Recorded data:

━━━━━━━━━━━━━━━━━━━━

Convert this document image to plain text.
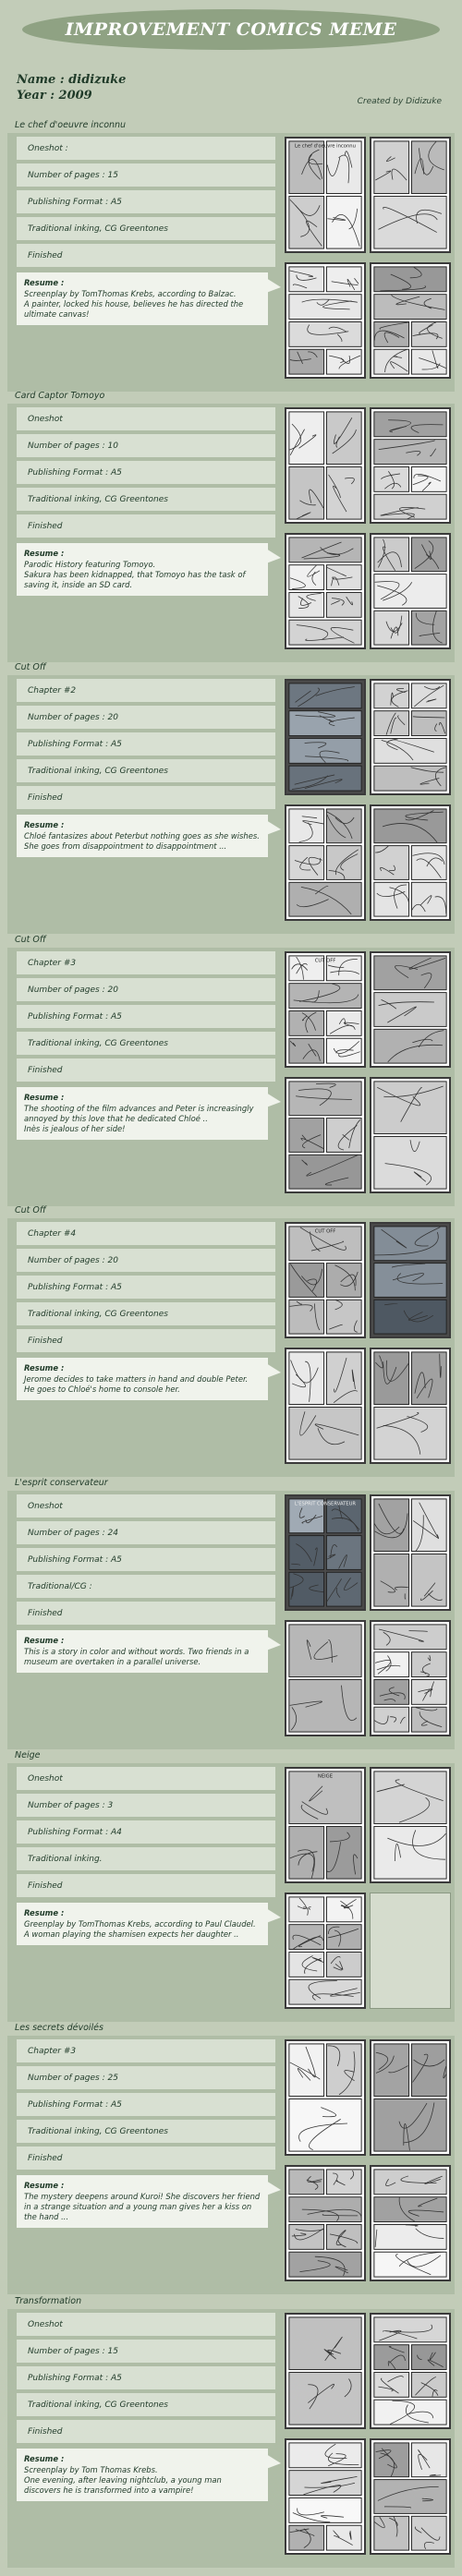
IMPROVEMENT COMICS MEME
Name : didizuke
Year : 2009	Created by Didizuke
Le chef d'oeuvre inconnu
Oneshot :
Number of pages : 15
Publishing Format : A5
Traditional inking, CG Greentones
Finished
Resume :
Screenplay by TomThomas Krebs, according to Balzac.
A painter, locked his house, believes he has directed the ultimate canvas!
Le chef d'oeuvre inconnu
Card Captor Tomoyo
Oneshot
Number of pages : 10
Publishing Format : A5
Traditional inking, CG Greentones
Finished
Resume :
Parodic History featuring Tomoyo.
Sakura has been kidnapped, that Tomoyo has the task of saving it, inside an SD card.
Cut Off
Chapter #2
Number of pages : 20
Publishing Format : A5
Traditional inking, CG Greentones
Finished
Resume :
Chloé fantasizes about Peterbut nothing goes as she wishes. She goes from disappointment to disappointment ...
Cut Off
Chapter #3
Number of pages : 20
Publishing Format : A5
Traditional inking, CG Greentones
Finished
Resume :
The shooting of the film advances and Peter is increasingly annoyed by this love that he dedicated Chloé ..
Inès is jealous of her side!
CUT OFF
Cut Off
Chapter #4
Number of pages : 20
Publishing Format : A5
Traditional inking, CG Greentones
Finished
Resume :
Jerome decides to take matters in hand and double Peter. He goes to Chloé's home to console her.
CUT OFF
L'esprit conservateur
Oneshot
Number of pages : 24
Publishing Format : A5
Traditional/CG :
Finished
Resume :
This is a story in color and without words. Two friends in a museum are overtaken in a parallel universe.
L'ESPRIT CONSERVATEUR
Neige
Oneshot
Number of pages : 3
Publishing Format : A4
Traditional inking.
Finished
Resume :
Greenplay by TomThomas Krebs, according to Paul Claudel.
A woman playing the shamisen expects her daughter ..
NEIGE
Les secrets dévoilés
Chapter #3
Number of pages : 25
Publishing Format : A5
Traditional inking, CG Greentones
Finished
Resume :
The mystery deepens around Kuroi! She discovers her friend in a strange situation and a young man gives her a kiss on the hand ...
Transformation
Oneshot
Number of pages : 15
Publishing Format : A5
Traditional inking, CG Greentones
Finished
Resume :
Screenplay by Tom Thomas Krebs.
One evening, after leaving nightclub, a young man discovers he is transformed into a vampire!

━━━━━━━━━━━━━━━━━━━━

Written exercise: Gather all lines from the records above in which "young" appears.

Full solution:
The mystery deepens around Kuroi! She discovers her friend in a strange situation and a young man gives her a kiss on the hand ...
One evening, after leaving nightclub, a young man discovers he is transformed into a vampire!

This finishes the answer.